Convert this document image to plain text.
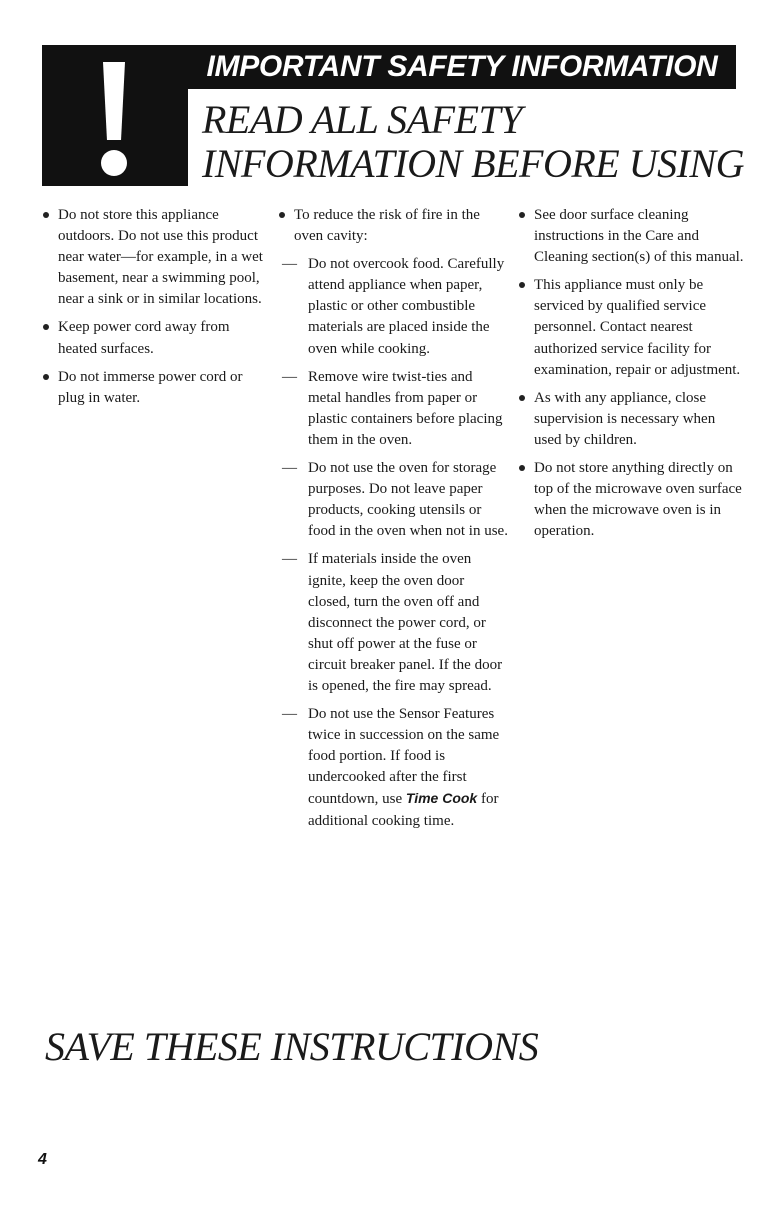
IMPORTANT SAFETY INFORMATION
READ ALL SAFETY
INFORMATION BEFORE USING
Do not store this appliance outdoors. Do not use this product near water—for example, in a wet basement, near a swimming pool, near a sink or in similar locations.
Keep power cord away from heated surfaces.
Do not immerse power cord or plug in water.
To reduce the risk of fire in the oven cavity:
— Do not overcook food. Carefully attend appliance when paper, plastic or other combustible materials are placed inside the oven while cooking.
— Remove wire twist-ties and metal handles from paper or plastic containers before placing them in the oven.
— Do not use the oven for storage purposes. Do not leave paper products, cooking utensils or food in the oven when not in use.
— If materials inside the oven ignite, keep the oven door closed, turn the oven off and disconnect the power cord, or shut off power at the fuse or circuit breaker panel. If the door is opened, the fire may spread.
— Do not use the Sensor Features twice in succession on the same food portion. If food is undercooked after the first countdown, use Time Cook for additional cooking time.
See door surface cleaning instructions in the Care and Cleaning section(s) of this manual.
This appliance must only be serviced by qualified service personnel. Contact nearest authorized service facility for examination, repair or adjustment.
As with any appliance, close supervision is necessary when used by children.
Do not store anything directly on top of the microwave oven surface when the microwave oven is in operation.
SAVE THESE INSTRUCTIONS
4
#####
Can you repeat every record above exactly, apart from the pictures?

* Reply:
Convert this document image to plain text.
IMPORTANT SAFETY INFORMATION
READ ALL SAFETY
INFORMATION BEFORE USING
Do not store this appliance outdoors. Do not use this product near water—for example, in a wet basement, near a swimming pool, near a sink or in similar locations.
Keep power cord away from heated surfaces.
Do not immerse power cord or plug in water.
To reduce the risk of fire in the oven cavity:
— Do not overcook food. Carefully attend appliance when paper, plastic or other combustible materials are placed inside the oven while cooking.
— Remove wire twist-ties and metal handles from paper or plastic containers before placing them in the oven.
— Do not use the oven for storage purposes. Do not leave paper products, cooking utensils or food in the oven when not in use.
— If materials inside the oven ignite, keep the oven door closed, turn the oven off and disconnect the power cord, or shut off power at the fuse or circuit breaker panel. If the door is opened, the fire may spread.
— Do not use the Sensor Features twice in succession on the same food portion. If food is undercooked after the first countdown, use Time Cook for additional cooking time.
See door surface cleaning instructions in the Care and Cleaning section(s) of this manual.
This appliance must only be serviced by qualified service personnel. Contact nearest authorized service facility for examination, repair or adjustment.
As with any appliance, close supervision is necessary when used by children.
Do not store anything directly on top of the microwave oven surface when the microwave oven is in operation.
SAVE THESE INSTRUCTIONS
4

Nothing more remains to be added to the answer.